WORK TO BE COMPLETED: State how many lines of the data contain the word "Instagram", and write nothing besides the number.

## START EXERCISE INPUT

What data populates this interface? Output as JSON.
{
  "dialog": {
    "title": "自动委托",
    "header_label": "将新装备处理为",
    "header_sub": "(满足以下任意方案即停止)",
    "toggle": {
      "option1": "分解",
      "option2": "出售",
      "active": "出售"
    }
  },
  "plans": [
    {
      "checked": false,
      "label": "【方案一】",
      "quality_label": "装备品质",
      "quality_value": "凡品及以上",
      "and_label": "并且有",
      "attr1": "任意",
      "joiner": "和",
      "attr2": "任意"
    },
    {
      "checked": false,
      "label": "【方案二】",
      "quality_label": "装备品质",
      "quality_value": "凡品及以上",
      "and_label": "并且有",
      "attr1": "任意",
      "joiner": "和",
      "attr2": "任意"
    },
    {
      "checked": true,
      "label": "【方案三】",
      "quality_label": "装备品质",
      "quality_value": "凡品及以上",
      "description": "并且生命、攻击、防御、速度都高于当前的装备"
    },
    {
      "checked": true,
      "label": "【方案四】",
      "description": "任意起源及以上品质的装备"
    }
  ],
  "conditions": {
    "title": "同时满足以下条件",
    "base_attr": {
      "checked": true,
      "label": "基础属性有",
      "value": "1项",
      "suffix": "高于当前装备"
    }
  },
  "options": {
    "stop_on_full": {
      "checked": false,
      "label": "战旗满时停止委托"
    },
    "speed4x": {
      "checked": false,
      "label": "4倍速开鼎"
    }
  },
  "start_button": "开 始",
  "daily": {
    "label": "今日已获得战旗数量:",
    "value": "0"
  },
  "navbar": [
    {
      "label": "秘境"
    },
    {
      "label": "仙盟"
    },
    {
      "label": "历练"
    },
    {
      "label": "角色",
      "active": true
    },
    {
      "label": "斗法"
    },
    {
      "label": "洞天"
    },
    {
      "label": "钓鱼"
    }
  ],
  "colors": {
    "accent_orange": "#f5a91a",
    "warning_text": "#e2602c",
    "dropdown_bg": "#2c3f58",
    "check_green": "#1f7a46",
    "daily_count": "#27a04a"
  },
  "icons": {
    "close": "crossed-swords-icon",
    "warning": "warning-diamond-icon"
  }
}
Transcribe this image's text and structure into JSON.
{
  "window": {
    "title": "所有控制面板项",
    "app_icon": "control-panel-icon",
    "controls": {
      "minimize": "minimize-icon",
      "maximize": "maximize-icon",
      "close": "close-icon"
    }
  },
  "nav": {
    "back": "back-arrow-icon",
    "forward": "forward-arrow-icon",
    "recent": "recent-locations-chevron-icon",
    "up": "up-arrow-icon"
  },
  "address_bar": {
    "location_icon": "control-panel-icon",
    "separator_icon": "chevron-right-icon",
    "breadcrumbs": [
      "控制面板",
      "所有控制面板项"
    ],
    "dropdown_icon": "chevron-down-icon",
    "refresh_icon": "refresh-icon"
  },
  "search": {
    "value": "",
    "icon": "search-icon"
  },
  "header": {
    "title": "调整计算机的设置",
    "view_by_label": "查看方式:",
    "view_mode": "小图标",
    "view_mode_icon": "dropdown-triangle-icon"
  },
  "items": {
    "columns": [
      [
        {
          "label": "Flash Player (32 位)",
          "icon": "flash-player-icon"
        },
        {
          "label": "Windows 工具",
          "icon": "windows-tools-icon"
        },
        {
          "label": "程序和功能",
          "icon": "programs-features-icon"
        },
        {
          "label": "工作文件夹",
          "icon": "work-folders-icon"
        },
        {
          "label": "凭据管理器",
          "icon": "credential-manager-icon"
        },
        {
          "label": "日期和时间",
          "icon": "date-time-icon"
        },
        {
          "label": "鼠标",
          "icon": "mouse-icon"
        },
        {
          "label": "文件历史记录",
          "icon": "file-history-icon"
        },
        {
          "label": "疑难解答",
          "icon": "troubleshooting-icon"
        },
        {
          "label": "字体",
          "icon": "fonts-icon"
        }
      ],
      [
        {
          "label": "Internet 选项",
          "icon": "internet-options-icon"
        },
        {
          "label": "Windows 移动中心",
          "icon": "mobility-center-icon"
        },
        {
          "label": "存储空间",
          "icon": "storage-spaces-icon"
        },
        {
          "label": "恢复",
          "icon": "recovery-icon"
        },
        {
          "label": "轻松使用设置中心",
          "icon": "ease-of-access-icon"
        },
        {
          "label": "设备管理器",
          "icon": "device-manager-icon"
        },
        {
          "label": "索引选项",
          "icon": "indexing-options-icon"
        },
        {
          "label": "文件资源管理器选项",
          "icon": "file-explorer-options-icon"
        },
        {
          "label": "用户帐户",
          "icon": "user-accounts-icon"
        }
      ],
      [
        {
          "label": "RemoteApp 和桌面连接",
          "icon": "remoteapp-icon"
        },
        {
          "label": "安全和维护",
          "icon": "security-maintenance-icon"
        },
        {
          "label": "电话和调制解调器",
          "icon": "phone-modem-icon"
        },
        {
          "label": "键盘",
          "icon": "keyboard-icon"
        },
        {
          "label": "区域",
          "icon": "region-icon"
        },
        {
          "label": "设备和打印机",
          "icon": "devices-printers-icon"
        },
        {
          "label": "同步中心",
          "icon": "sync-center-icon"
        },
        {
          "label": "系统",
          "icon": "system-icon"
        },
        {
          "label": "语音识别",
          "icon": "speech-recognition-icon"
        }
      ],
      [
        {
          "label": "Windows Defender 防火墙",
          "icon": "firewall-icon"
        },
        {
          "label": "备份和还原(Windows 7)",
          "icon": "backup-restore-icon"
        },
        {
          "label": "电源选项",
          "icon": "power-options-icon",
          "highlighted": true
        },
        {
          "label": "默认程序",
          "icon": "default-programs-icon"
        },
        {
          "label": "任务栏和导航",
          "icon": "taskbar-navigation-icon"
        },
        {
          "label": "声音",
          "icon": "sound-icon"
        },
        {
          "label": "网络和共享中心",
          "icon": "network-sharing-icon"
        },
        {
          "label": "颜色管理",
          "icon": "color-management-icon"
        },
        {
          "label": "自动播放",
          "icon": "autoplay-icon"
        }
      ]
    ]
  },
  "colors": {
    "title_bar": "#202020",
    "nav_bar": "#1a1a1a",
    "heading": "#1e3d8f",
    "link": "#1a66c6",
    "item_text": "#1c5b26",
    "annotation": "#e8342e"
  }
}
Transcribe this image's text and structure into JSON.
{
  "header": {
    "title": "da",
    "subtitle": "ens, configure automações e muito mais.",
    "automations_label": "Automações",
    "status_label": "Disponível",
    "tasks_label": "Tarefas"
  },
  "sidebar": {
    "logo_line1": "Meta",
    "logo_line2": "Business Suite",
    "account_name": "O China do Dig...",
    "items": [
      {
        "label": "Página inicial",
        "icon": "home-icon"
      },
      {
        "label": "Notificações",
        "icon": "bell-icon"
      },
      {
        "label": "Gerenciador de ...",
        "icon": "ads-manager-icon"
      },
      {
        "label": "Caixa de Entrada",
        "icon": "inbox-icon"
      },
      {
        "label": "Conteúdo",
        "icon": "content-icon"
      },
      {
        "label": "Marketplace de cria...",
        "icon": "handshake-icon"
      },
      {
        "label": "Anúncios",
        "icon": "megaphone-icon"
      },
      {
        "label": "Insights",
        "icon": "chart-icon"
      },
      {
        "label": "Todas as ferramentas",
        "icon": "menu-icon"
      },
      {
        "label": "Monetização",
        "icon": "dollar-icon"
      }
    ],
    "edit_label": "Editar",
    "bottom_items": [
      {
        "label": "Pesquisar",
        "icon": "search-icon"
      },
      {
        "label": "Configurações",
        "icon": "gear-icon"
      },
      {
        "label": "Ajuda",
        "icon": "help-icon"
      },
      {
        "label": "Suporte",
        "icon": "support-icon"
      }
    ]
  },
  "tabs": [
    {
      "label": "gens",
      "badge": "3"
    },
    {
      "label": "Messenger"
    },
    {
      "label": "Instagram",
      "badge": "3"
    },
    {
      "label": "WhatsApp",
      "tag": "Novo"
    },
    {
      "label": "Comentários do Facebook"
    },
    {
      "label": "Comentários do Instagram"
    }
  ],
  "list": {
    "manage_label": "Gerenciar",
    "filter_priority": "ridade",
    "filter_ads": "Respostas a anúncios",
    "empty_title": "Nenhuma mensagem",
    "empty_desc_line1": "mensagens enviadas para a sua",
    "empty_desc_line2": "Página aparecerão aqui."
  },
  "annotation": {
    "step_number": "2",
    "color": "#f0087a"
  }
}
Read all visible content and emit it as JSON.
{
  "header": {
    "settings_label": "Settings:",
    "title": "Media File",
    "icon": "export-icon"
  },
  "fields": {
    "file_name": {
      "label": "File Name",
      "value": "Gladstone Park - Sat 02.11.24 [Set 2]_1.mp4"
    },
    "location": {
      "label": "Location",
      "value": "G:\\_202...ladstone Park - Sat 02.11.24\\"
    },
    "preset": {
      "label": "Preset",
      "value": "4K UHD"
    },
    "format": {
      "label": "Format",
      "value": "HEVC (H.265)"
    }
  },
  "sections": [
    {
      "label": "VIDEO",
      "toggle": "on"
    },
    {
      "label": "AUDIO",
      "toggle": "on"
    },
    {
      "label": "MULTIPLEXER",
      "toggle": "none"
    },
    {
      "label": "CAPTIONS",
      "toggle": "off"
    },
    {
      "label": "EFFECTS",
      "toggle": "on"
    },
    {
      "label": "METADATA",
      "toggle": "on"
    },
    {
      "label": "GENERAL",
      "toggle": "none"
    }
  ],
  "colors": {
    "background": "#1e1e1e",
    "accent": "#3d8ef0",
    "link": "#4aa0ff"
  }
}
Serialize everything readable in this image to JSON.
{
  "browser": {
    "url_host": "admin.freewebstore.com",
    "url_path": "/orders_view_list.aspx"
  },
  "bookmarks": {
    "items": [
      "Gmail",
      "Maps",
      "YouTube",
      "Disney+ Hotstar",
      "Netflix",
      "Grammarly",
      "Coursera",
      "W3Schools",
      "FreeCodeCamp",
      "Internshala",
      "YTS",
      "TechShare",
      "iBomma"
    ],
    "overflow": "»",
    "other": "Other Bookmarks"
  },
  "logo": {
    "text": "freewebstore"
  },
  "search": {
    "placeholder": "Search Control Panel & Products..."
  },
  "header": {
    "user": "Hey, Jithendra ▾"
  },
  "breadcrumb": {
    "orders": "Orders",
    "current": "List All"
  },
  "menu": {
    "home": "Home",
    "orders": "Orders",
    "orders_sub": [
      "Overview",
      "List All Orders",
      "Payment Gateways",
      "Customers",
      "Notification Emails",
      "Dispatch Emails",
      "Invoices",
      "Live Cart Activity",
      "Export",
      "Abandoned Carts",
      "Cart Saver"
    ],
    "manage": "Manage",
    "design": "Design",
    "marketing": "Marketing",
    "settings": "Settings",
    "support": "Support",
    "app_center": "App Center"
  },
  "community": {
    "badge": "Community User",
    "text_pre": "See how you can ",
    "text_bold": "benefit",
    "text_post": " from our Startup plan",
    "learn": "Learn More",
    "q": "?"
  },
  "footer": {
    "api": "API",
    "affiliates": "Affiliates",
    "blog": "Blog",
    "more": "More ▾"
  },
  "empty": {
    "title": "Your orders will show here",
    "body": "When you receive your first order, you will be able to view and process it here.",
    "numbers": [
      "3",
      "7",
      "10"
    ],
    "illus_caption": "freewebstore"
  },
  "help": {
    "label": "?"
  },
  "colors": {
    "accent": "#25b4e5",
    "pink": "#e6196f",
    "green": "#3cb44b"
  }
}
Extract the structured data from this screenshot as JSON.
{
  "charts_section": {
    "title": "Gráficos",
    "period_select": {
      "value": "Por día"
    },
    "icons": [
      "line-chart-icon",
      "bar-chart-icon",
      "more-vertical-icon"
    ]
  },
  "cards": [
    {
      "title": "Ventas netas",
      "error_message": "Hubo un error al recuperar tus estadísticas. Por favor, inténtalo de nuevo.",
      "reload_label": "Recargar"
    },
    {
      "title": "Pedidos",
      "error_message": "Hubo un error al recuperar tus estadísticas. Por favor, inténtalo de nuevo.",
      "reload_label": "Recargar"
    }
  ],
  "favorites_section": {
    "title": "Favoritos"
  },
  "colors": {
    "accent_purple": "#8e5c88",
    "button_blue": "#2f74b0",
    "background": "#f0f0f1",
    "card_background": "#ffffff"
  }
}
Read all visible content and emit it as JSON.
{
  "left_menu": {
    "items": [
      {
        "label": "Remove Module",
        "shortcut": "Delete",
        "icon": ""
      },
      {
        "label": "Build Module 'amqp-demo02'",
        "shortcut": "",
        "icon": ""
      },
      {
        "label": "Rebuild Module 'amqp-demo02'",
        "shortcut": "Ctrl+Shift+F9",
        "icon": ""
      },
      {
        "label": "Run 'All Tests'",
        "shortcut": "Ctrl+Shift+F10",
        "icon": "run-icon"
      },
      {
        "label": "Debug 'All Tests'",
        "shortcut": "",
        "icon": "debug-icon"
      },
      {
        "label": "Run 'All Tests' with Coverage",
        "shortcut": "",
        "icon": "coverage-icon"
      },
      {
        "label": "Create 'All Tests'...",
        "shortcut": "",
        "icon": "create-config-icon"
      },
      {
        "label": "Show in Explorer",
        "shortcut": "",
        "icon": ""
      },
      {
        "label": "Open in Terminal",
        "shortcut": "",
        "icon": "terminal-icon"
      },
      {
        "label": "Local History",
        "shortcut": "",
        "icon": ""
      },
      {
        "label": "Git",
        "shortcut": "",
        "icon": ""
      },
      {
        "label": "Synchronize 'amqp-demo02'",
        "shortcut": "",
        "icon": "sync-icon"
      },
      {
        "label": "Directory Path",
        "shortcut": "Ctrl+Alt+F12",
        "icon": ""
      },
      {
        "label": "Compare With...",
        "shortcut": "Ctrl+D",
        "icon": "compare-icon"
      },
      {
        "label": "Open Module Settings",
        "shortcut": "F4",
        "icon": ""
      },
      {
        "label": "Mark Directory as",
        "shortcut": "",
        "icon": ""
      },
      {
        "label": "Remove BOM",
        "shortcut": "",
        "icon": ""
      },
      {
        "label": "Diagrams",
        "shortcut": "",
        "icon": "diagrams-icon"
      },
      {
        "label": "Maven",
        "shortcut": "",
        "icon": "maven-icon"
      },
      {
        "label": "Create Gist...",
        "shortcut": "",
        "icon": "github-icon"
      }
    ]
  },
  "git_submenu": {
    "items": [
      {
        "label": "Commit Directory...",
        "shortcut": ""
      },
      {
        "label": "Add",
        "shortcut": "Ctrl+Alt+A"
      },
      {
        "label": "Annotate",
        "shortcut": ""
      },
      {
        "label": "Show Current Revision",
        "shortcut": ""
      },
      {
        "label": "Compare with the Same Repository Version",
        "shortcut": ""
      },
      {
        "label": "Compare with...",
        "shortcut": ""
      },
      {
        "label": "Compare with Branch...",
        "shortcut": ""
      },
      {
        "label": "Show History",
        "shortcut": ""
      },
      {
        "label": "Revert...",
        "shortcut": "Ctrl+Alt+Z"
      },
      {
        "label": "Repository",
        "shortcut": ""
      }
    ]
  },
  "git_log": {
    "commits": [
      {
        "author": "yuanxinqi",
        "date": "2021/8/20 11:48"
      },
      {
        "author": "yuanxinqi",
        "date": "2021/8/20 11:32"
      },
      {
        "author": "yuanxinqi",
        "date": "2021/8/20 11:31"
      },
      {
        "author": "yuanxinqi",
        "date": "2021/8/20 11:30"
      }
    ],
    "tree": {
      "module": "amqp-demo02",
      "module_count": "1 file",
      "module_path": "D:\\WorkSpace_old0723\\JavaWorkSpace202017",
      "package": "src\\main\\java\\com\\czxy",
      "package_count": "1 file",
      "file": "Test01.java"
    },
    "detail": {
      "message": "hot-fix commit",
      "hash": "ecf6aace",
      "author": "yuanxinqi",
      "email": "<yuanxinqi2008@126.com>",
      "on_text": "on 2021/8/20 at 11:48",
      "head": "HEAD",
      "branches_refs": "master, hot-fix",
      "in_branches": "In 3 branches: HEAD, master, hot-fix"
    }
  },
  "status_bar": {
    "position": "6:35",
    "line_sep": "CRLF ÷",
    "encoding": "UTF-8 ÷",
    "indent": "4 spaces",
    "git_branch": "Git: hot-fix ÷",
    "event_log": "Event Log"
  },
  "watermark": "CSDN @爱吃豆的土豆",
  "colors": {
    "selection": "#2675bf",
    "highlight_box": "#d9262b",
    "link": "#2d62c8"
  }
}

## END EXERCISE INPUT

RESPONSE TO THE TASK: 2